Extract each line where the string "JSON" shows up.

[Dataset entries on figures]
++++

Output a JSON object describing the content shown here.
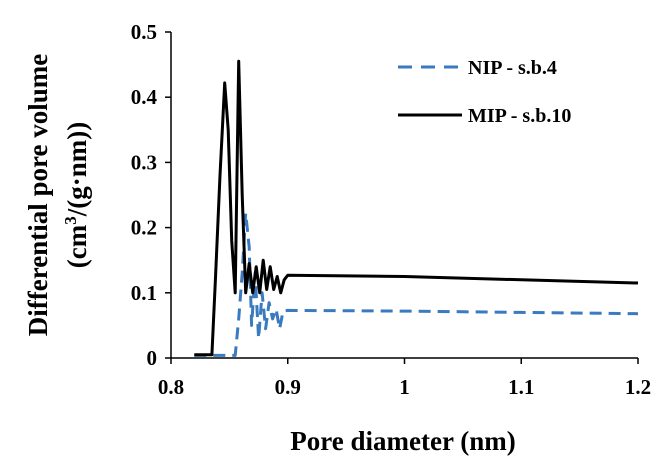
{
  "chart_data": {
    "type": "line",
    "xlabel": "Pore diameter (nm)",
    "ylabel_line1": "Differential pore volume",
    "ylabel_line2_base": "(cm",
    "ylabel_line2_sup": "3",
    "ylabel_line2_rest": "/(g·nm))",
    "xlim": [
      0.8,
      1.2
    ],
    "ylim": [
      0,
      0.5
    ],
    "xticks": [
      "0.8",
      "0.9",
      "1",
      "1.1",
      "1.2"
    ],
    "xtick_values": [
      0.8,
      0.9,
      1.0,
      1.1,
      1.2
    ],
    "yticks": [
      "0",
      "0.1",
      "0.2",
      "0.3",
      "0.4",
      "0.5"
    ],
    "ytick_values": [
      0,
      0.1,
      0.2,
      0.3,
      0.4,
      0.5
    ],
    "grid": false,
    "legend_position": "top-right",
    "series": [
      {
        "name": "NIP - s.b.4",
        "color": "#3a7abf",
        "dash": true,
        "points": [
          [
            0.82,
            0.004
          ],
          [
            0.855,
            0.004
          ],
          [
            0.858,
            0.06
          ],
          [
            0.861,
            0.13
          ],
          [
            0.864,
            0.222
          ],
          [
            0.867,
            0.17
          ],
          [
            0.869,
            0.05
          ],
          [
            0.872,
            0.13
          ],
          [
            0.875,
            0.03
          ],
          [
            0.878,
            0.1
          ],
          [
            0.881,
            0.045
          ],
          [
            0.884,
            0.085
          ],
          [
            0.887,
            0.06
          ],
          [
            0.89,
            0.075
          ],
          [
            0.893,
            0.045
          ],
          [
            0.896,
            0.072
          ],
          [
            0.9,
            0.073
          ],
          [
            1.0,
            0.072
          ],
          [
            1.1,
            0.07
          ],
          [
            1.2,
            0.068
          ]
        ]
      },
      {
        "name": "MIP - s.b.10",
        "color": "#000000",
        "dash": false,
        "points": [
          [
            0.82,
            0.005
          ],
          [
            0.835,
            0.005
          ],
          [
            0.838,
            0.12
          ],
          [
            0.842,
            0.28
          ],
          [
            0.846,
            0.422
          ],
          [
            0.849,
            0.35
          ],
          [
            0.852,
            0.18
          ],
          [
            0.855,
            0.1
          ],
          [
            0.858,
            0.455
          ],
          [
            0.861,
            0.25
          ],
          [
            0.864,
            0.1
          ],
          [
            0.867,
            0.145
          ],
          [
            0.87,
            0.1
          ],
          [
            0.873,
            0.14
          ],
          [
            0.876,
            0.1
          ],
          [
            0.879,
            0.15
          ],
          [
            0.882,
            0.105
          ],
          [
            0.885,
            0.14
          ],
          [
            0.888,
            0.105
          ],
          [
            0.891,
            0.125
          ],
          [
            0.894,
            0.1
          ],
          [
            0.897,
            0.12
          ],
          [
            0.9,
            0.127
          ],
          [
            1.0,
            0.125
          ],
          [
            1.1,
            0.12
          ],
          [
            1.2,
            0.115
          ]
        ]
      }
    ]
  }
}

++++

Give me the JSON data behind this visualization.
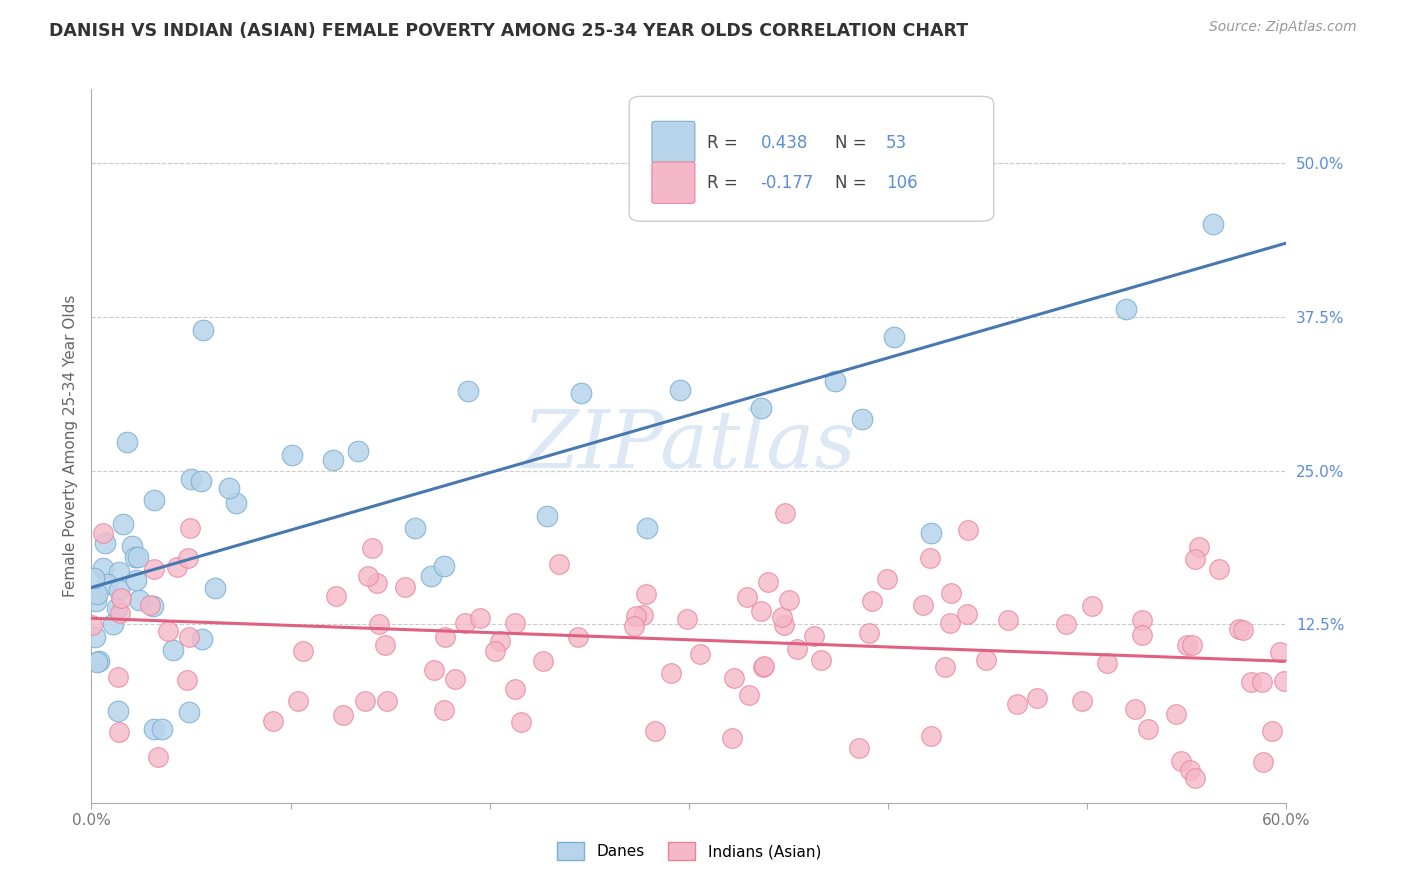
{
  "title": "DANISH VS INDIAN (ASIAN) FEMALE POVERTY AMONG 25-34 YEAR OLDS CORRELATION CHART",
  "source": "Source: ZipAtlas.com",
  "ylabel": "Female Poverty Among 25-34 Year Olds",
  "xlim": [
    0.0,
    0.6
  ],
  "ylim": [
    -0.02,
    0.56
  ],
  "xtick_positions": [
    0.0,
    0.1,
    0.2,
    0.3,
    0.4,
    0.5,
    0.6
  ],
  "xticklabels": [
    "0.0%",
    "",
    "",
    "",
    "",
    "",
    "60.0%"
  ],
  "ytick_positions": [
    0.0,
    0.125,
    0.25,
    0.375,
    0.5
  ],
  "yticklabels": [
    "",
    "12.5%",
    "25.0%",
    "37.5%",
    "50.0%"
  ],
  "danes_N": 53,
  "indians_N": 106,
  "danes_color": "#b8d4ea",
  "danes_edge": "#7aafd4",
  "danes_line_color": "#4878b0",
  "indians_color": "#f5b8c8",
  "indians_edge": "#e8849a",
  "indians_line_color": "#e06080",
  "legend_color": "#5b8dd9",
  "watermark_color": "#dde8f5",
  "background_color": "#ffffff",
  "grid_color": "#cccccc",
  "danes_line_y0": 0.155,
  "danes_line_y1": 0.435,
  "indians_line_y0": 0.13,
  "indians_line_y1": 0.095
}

++++

* [Final result]:
Output a JSON object describing the content shown here.
Give me the JSON data behind this visualization.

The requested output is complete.